───── Entries ─────

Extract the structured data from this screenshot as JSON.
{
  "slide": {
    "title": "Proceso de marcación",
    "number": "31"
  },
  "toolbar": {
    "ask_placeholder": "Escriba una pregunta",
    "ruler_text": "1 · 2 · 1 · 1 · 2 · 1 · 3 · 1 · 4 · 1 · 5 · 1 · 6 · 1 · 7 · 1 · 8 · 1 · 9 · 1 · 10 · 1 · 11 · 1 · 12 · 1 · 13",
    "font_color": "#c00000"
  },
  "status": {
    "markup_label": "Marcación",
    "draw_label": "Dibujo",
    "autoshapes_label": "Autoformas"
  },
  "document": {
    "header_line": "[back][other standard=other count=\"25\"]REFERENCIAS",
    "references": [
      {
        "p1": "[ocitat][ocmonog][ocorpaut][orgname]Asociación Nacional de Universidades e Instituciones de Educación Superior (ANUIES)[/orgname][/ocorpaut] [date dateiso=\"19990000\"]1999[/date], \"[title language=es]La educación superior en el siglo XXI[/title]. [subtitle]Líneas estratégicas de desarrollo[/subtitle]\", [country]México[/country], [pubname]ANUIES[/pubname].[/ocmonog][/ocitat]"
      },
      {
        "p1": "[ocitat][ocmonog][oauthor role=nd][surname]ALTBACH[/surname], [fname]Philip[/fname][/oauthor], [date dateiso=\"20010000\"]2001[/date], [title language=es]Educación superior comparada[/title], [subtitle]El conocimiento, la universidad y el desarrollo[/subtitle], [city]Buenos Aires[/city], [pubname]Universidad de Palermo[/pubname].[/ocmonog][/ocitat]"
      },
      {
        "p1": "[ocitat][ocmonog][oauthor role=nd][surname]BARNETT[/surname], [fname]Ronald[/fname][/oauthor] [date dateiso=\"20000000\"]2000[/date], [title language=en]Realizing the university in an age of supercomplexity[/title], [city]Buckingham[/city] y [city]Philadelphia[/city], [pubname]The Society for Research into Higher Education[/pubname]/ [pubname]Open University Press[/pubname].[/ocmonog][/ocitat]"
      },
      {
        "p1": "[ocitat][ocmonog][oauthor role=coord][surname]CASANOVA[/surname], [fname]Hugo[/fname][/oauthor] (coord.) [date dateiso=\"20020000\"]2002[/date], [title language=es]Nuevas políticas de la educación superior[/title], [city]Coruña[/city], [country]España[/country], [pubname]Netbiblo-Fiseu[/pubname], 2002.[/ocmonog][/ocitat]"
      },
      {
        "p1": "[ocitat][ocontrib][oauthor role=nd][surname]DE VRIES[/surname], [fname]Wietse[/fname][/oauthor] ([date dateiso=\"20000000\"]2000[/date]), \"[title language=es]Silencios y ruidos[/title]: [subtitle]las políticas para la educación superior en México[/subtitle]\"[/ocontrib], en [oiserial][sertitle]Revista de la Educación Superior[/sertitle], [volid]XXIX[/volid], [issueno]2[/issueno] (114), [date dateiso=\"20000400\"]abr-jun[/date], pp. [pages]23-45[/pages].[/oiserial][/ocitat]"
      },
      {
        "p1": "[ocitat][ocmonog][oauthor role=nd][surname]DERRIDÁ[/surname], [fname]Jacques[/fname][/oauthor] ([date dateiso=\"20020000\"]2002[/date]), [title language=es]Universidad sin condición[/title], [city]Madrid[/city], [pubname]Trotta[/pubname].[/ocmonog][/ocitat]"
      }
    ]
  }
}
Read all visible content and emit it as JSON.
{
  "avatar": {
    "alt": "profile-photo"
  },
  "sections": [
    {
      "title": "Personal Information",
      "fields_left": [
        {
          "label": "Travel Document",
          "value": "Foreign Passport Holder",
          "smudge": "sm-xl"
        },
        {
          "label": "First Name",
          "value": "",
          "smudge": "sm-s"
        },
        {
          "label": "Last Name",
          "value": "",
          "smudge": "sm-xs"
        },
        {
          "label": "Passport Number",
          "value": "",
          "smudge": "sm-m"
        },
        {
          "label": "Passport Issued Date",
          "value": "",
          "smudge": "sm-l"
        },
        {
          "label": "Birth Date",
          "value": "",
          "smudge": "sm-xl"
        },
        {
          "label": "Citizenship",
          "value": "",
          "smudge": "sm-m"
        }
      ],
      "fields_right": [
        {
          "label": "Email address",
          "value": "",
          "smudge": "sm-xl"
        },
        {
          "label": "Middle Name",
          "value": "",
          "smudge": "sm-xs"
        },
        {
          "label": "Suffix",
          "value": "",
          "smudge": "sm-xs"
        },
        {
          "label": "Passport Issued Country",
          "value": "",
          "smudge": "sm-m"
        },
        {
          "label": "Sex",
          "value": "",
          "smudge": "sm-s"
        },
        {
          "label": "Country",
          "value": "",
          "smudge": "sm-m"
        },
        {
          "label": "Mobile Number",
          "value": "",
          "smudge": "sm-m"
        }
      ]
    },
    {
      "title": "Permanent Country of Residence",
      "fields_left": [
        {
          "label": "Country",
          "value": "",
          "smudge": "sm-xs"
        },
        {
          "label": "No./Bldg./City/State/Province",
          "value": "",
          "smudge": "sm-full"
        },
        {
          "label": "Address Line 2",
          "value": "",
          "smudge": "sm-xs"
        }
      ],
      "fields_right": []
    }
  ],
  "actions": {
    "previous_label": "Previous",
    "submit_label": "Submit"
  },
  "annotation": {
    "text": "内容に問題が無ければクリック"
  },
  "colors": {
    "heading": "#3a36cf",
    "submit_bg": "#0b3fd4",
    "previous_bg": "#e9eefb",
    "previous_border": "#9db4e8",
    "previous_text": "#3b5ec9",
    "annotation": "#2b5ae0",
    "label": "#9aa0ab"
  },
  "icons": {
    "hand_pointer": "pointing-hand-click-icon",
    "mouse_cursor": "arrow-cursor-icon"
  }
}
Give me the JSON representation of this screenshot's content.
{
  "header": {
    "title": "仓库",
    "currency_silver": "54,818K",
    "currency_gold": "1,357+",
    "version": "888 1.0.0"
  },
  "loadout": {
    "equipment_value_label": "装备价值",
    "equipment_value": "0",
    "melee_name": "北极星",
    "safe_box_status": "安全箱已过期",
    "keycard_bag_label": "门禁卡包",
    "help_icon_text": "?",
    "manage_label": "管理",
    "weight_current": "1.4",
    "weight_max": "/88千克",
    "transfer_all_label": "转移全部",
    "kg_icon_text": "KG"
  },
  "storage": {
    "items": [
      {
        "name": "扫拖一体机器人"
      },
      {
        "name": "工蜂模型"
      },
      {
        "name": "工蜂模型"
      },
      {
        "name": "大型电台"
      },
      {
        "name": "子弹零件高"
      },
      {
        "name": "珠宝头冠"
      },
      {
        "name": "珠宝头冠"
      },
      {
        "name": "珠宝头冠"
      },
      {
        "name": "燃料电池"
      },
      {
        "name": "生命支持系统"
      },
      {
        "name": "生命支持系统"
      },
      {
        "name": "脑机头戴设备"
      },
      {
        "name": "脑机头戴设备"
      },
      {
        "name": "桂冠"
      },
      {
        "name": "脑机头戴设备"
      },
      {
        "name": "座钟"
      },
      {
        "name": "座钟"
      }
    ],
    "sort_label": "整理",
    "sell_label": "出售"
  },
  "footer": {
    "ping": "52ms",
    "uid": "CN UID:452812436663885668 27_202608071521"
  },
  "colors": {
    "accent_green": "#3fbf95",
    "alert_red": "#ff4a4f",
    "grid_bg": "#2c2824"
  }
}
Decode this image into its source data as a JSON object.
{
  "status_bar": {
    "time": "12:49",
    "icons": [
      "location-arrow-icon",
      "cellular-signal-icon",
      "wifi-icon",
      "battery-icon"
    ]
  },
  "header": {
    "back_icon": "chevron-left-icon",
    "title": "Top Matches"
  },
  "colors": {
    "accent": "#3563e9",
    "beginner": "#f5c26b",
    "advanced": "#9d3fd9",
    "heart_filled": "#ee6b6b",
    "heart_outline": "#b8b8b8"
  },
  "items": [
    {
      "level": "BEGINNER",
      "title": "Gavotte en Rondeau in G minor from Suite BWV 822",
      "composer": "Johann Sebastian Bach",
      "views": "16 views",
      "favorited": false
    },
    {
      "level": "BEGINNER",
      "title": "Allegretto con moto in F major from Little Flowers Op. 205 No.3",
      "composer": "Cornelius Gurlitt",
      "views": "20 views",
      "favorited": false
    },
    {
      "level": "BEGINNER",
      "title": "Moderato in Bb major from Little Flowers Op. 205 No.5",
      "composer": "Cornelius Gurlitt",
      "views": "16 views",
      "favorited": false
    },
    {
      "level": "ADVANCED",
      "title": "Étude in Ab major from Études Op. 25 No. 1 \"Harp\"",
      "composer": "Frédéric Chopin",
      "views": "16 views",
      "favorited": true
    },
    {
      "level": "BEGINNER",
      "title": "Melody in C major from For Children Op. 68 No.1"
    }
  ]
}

─────

Stated exercise:
Go through the material and copy out every line with "into" in it.

Correct output:
        "p1": "[ocitat][ocmonog][oauthor role=nd][surname]BARNETT[/surname], [fname]Ronald[/fname][/oauthor] [date dateiso=\"20000000\"]2000[/date], [title language=en]Realizing the university in an age of supercomplexity[/title], [city]Buckingham[/city] y [city]Philadelphia[/city], [pubname]The Society for Research into Higher Education[/pubname]/ [pubname]Open University Press[/pubname].[/ocmonog][/ocitat]"
Decode this image into its source data as a JSON object.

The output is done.